- _Written instruction_
In the column about Los Angeles elections, what would Measure B have the Department of Water and Power do?

- _Excerpt_
Do you really expect me to vote again?
On March 3, we Angelenos are supposed to vote for the mayor, City Council and five ballot measures. And then, on May 19, there's the city general election. Since I moved to L.A. four years ago, there's been an average of three elections a year. The only people who vote this often are ancient Greeks, kindergarten classes and anyone with an Internet connection.
Here's how it works everywhere else in the country: You vote once every four years. If you're super-interested, you show up on the other even years to vote for your U.S. representative, who is really a stand-up person even though the other 434 are self-interested crooks.
Los Angeles decided to vote at weird times so that people could focus on local issues, which exemplifies the problem with letting people who focus on local issues make decisions. I haven't read any studies on this, but I'm guessing that more people are likely to show up when elections are held on Election Day. After all, you can sing and dance and put on a little groundhog show, but no one is paying attention if you pop out of your hole in July.
For The Record
Los Angeles Times Monday, February 02, 2009 Home Edition Main News Part A Page 15 Editorial pages Desk 1 inches; 29 words Type of Material: Correction
Voter turnout: Joel Stein's Friday column said 4.7% of registered voters cast ballots in the 2005 mayoral runoff between James Hahn and Antonio Villaraigosa. The correct figure is 28%.
Maybe 10% of registered voters will vote on March 3 and possibly fewer on May 19. In the far more exciting 2005 mayoral runoff between James Hahn and Antonio Villaraigosa, 4.7% of registered voters showed up. And most of them were probably sleeping with the mayor.
Not only is it expensive to hold this many elections, it's not good for democracy. When I asked Republican political consultant and Angeleno Mike Murphy what the effects are of such a low turnout, he said: "The interest groups can control the election by turning out their troops. Democracy turns into yawnocracy, and the interest-group string pullers win every time." I could not tell if Murphy thought that was a good or a bad thing.
There are, in fact, five ballot measures in this election that may or may not be important. One of them, Measure B, would have the Department of Water and Power putting up lots of solar panels. It has $170,000 in contributions from the International Brotherhood of Electrical Workers, the union that includes workers for the Department of Water and Power. The opposition has just $1,500 in donations from random people who are mad at workers at the Department of Water and Power. The other four ballot measures were so obscure it was impossible to find information about them online before getting totally bored and giving up.
I wonder how politicians who aren't funded by interest groups pinpoint actual voters in the huge sea of nonvoters. I know they must have some very accurate techniques because no one has bothered me.

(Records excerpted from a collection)
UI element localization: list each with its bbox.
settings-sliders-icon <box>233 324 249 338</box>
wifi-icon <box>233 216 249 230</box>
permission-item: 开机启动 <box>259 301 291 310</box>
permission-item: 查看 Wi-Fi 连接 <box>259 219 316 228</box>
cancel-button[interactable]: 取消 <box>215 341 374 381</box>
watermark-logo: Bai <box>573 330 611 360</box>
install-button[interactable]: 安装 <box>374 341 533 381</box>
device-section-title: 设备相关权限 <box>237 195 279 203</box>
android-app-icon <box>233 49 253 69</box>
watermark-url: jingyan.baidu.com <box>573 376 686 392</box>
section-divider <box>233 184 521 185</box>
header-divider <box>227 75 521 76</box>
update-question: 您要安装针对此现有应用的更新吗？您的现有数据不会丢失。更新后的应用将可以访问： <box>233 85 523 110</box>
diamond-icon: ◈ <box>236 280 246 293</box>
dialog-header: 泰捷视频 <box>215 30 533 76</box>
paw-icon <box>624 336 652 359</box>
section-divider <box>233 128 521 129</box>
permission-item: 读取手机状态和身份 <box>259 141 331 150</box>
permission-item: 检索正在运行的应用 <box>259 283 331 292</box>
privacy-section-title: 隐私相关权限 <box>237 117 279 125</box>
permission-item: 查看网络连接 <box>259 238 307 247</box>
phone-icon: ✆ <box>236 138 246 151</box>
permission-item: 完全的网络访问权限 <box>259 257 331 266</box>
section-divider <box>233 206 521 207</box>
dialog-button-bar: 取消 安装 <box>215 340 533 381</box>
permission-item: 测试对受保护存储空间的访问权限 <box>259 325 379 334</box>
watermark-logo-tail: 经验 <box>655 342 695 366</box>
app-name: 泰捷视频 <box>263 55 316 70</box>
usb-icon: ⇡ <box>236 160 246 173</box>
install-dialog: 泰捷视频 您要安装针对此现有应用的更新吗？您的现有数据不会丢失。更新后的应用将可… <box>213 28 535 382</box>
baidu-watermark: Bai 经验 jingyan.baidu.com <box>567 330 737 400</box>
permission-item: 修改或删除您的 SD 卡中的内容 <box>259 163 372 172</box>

- _Worked solution_
Put up lots of solar panels.